## Exercise directions
All lines of the listing below are to be printed again exactly.
*** The input Section Begins ***
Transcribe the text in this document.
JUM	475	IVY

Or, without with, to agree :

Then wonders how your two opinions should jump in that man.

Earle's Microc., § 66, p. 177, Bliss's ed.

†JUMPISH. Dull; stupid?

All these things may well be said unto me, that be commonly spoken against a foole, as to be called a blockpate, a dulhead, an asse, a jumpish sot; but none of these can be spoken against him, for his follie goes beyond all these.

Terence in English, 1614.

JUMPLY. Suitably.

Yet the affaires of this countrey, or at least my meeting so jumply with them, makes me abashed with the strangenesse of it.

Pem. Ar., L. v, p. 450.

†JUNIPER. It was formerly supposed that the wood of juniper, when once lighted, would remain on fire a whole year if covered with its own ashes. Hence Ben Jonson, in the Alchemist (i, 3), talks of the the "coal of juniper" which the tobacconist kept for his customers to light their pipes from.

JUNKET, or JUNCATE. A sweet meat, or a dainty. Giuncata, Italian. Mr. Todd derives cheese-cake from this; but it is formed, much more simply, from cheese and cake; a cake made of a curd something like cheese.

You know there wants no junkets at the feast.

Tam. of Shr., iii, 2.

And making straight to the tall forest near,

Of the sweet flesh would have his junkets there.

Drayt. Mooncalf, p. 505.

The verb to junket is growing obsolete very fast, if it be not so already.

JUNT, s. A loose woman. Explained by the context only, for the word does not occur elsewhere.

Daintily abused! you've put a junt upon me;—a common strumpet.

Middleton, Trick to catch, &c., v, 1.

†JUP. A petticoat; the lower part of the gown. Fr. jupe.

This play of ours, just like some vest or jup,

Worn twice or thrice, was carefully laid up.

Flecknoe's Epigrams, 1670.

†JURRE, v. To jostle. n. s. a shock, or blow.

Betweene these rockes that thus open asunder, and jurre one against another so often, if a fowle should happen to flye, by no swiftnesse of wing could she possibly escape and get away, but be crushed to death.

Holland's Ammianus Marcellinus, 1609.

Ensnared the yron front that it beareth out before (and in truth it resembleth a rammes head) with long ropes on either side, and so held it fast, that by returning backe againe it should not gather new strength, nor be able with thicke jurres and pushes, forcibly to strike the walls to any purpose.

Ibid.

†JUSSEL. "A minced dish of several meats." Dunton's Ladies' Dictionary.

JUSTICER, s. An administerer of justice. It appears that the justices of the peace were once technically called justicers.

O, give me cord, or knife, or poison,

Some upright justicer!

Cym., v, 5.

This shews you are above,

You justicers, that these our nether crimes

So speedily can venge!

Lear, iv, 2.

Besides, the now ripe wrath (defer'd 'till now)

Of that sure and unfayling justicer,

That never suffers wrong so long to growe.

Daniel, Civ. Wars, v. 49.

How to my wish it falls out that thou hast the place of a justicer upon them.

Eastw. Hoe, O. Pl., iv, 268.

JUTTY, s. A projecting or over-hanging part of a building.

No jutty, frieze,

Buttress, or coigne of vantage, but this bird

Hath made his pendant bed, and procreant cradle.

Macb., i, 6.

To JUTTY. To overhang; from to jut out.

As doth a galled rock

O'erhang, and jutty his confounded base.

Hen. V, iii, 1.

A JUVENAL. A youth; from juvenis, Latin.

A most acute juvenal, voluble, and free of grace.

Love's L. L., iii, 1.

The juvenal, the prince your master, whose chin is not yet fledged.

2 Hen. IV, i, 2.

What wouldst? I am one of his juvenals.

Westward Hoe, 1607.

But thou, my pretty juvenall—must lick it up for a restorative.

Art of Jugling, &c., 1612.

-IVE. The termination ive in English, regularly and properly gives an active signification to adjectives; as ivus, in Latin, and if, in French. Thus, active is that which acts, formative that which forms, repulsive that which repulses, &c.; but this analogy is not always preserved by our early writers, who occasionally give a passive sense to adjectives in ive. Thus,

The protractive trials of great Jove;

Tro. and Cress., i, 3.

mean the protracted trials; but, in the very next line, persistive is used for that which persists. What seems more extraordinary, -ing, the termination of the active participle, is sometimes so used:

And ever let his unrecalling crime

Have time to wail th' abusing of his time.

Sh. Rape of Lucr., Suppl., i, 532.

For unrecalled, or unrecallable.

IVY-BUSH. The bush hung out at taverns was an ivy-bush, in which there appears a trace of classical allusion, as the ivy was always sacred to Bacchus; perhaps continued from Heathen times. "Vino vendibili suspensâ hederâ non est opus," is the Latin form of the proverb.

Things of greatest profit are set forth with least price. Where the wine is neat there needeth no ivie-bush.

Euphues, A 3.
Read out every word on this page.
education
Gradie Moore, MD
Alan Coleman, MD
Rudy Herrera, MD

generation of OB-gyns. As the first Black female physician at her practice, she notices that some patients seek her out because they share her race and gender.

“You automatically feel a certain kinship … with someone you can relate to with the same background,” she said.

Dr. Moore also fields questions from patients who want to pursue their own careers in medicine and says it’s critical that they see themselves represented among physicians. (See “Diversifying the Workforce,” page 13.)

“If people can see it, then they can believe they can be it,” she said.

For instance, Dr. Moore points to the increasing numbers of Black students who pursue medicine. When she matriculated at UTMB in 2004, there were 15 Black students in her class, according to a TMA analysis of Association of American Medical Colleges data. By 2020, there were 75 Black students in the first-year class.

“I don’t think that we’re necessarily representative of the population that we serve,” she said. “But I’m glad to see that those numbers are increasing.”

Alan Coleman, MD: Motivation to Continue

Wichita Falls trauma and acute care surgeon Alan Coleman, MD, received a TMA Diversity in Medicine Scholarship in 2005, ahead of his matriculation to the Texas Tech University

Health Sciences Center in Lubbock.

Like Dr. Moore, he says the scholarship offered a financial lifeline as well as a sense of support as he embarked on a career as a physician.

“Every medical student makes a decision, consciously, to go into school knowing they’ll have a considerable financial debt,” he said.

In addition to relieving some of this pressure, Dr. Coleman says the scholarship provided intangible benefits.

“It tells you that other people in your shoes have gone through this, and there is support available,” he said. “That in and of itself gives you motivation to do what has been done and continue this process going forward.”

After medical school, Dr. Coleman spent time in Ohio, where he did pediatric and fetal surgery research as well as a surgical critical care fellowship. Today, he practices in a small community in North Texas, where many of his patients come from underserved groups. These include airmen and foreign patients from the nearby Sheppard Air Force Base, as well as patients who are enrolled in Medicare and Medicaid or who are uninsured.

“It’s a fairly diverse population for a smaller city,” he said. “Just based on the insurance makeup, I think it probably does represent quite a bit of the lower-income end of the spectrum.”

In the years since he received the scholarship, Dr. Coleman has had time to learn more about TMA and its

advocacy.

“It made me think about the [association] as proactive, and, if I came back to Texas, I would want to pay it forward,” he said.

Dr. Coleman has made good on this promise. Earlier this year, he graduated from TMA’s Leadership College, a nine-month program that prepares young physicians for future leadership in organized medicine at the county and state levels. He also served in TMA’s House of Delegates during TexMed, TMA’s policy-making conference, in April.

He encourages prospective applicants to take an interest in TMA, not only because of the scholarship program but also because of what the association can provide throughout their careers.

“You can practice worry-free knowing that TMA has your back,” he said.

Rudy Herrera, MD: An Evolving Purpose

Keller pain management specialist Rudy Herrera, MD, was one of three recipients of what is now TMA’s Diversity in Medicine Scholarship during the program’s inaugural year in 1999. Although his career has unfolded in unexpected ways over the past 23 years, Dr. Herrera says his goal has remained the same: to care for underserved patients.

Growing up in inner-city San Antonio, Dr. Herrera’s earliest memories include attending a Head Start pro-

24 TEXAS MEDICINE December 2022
*** The input Section Ends ***
## Solution
Transcribe the text in this document.
JUM	475	IVY

Or, without with, to agree :

Then wonders how your two opinions should jump in that man.

Earle's Microc., § 66, p. 177, Bliss's ed.

†JUMPISH. Dull; stupid?

All these things may well be said unto me, that be commonly spoken against a foole, as to be called a blockpate, a dulhead, an asse, a jumpish sot; but none of these can be spoken against him, for his follie goes beyond all these.

Terence in English, 1614.

JUMPLY. Suitably.

Yet the affaires of this countrey, or at least my meeting so jumply with them, makes me abashed with the strangenesse of it.

Pem. Ar., L. v, p. 450.

†JUNIPER. It was formerly supposed that the wood of juniper, when once lighted, would remain on fire a whole year if covered with its own ashes. Hence Ben Jonson, in the Alchemist (i, 3), talks of the the "coal of juniper" which the tobacconist kept for his customers to light their pipes from.

JUNKET, or JUNCATE. A sweet meat, or a dainty. Giuncata, Italian. Mr. Todd derives cheese-cake from this; but it is formed, much more simply, from cheese and cake; a cake made of a curd something like cheese.

You know there wants no junkets at the feast.

Tam. of Shr., iii, 2.

And making straight to the tall forest near,

Of the sweet flesh would have his junkets there.

Drayt. Mooncalf, p. 505.

The verb to junket is growing obsolete very fast, if it be not so already.

JUNT, s. A loose woman. Explained by the context only, for the word does not occur elsewhere.

Daintily abused! you've put a junt upon me;—a common strumpet.

Middleton, Trick to catch, &c., v, 1.

†JUP. A petticoat; the lower part of the gown. Fr. jupe.

This play of ours, just like some vest or jup,

Worn twice or thrice, was carefully laid up.

Flecknoe's Epigrams, 1670.

†JURRE, v. To jostle. n. s. a shock, or blow.

Betweene these rockes that thus open asunder, and jurre one against another so often, if a fowle should happen to flye, by no swiftnesse of wing could she possibly escape and get away, but be crushed to death.

Holland's Ammianus Marcellinus, 1609.

Ensnared the yron front that it beareth out before (and in truth it resembleth a rammes head) with long ropes on either side, and so held it fast, that by returning backe againe it should not gather new strength, nor be able with thicke jurres and pushes, forcibly to strike the walls to any purpose.

Ibid.

†JUSSEL. "A minced dish of several meats." Dunton's Ladies' Dictionary.

JUSTICER, s. An administerer of justice. It appears that the justices of the peace were once technically called justicers.

O, give me cord, or knife, or poison,

Some upright justicer!

Cym., v, 5.

This shews you are above,

You justicers, that these our nether crimes

So speedily can venge!

Lear, iv, 2.

Besides, the now ripe wrath (defer'd 'till now)

Of that sure and unfayling justicer,

That never suffers wrong so long to growe.

Daniel, Civ. Wars, v. 49.

How to my wish it falls out that thou hast the place of a justicer upon them.

Eastw. Hoe, O. Pl., iv, 268.

JUTTY, s. A projecting or over-hanging part of a building.

No jutty, frieze,

Buttress, or coigne of vantage, but this bird

Hath made his pendant bed, and procreant cradle.

Macb., i, 6.

To JUTTY. To overhang; from to jut out.

As doth a galled rock

O'erhang, and jutty his confounded base.

Hen. V, iii, 1.

A JUVENAL. A youth; from juvenis, Latin.

A most acute juvenal, voluble, and free of grace.

Love's L. L., iii, 1.

The juvenal, the prince your master, whose chin is not yet fledged.

2 Hen. IV, i, 2.

What wouldst? I am one of his juvenals.

Westward Hoe, 1607.

But thou, my pretty juvenall—must lick it up for a restorative.

Art of Jugling, &c., 1612.

-IVE. The termination ive in English, regularly and properly gives an active signification to adjectives; as ivus, in Latin, and if, in French. Thus, active is that which acts, formative that which forms, repulsive that which repulses, &c.; but this analogy is not always preserved by our early writers, who occasionally give a passive sense to adjectives in ive. Thus,

The protractive trials of great Jove;

Tro. and Cress., i, 3.

mean the protracted trials; but, in the very next line, persistive is used for that which persists. What seems more extraordinary, -ing, the termination of the active participle, is sometimes so used:

And ever let his unrecalling crime

Have time to wail th' abusing of his time.

Sh. Rape of Lucr., Suppl., i, 532.

For unrecalled, or unrecallable.

IVY-BUSH. The bush hung out at taverns was an ivy-bush, in which there appears a trace of classical allusion, as the ivy was always sacred to Bacchus; perhaps continued from Heathen times. "Vino vendibili suspensâ hederâ non est opus," is the Latin form of the proverb.

Things of greatest profit are set forth with least price. Where the wine is neat there needeth no ivie-bush.

Euphues, A 3.
Read out every word on this page.
education
Gradie Moore, MD
Alan Coleman, MD
Rudy Herrera, MD

generation of OB-gyns. As the first Black female physician at her practice, she notices that some patients seek her out because they share her race and gender.

“You automatically feel a certain kinship … with someone you can relate to with the same background,” she said.

Dr. Moore also fields questions from patients who want to pursue their own careers in medicine and says it’s critical that they see themselves represented among physicians. (See “Diversifying the Workforce,” page 13.)

“If people can see it, then they can believe they can be it,” she said.

For instance, Dr. Moore points to the increasing numbers of Black students who pursue medicine. When she matriculated at UTMB in 2004, there were 15 Black students in her class, according to a TMA analysis of Association of American Medical Colleges data. By 2020, there were 75 Black students in the first-year class.

“I don’t think that we’re necessarily representative of the population that we serve,” she said. “But I’m glad to see that those numbers are increasing.”

Alan Coleman, MD: Motivation to Continue

Wichita Falls trauma and acute care surgeon Alan Coleman, MD, received a TMA Diversity in Medicine Scholarship in 2005, ahead of his matriculation to the Texas Tech University

Health Sciences Center in Lubbock.

Like Dr. Moore, he says the scholarship offered a financial lifeline as well as a sense of support as he embarked on a career as a physician.

“Every medical student makes a decision, consciously, to go into school knowing they’ll have a considerable financial debt,” he said.

In addition to relieving some of this pressure, Dr. Coleman says the scholarship provided intangible benefits.

“It tells you that other people in your shoes have gone through this, and there is support available,” he said. “That in and of itself gives you motivation to do what has been done and continue this process going forward.”

After medical school, Dr. Coleman spent time in Ohio, where he did pediatric and fetal surgery research as well as a surgical critical care fellowship. Today, he practices in a small community in North Texas, where many of his patients come from underserved groups. These include airmen and foreign patients from the nearby Sheppard Air Force Base, as well as patients who are enrolled in Medicare and Medicaid or who are uninsured.

“It’s a fairly diverse population for a smaller city,” he said. “Just based on the insurance makeup, I think it probably does represent quite a bit of the lower-income end of the spectrum.”

In the years since he received the scholarship, Dr. Coleman has had time to learn more about TMA and its

advocacy.

“It made me think about the [association] as proactive, and, if I came back to Texas, I would want to pay it forward,” he said.

Dr. Coleman has made good on this promise. Earlier this year, he graduated from TMA’s Leadership College, a nine-month program that prepares young physicians for future leadership in organized medicine at the county and state levels. He also served in TMA’s House of Delegates during TexMed, TMA’s policy-making conference, in April.

He encourages prospective applicants to take an interest in TMA, not only because of the scholarship program but also because of what the association can provide throughout their careers.

“You can practice worry-free knowing that TMA has your back,” he said.

Rudy Herrera, MD: An Evolving Purpose

Keller pain management specialist Rudy Herrera, MD, was one of three recipients of what is now TMA’s Diversity in Medicine Scholarship during the program’s inaugural year in 1999. Although his career has unfolded in unexpected ways over the past 23 years, Dr. Herrera says his goal has remained the same: to care for underserved patients.

Growing up in inner-city San Antonio, Dr. Herrera’s earliest memories include attending a Head Start pro-

24 TEXAS MEDICINE December 2022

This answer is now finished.